Can you quote the lines below exactly, starting at the line with "Enumerate this screenshot's" and going through the last one?
-----
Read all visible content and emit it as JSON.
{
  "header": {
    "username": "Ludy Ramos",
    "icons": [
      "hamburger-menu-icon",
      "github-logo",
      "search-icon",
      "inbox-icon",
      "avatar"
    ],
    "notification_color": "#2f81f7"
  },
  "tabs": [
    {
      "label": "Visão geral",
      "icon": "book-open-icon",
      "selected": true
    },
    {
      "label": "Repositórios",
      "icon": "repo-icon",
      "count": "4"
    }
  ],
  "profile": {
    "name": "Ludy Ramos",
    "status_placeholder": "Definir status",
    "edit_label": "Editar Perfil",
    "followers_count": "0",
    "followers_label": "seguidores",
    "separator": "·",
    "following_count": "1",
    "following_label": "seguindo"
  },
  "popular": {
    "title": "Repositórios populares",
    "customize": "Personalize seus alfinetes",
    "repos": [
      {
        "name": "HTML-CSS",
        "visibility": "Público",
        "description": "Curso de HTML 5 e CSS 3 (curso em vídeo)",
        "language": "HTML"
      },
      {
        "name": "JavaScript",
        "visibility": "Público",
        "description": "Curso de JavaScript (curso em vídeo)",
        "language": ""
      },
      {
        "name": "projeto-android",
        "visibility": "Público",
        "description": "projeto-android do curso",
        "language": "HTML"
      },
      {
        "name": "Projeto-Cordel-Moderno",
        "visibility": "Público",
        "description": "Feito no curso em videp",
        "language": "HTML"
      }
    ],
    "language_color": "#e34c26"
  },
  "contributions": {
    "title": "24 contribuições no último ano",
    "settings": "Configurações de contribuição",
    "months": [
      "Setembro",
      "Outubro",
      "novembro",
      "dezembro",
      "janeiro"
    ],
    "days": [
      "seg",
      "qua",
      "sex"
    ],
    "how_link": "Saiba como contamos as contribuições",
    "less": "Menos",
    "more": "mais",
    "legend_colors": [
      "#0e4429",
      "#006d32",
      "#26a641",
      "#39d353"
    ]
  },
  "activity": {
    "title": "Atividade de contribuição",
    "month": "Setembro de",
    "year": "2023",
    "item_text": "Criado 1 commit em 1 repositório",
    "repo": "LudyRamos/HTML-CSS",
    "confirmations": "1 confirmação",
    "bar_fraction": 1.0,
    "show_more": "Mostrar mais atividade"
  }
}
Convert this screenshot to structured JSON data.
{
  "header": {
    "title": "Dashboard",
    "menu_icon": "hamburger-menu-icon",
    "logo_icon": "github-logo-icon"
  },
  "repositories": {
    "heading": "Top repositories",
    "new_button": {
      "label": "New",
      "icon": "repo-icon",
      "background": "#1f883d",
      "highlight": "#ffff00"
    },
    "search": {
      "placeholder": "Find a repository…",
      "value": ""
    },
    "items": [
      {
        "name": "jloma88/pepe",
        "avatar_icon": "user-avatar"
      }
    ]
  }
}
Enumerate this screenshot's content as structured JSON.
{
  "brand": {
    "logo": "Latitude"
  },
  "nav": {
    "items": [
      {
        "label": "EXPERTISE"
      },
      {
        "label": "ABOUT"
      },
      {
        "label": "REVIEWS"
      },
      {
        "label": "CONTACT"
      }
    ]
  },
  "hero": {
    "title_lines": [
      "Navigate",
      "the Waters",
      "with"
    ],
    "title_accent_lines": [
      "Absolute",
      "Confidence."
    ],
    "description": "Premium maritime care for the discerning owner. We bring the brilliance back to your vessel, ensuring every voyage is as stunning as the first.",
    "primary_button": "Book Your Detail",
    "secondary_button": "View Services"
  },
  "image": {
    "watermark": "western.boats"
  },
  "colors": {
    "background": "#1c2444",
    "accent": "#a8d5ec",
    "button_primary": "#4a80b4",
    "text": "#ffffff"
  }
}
-----
OUTPUT BELOW:
Enumerate this screenshot's content as structured JSON.
{
  "brand": {
    "logo": "Latitude"
  },
  "nav": {
    "items": [
      {
        "label": "EXPERTISE"
      },
      {
        "label": "ABOUT"
      },
      {
        "label": "REVIEWS"
      },
      {
        "label": "CONTACT"
      }
    ]
  },
  "hero": {
    "title_lines": [
      "Navigate",
      "the Waters",
      "with"
    ],
    "title_accent_lines": [
      "Absolute",
      "Confidence."
    ],
    "description": "Premium maritime care for the discerning owner. We bring the brilliance back to your vessel, ensuring every voyage is as stunning as the first.",
    "primary_button": "Book Your Detail",
    "secondary_button": "View Services"
  },
  "image": {
    "watermark": "western.boats"
  },
  "colors": {
    "background": "#1c2444",
    "accent": "#a8d5ec",
    "button_primary": "#4a80b4",
    "text": "#ffffff"
  }
}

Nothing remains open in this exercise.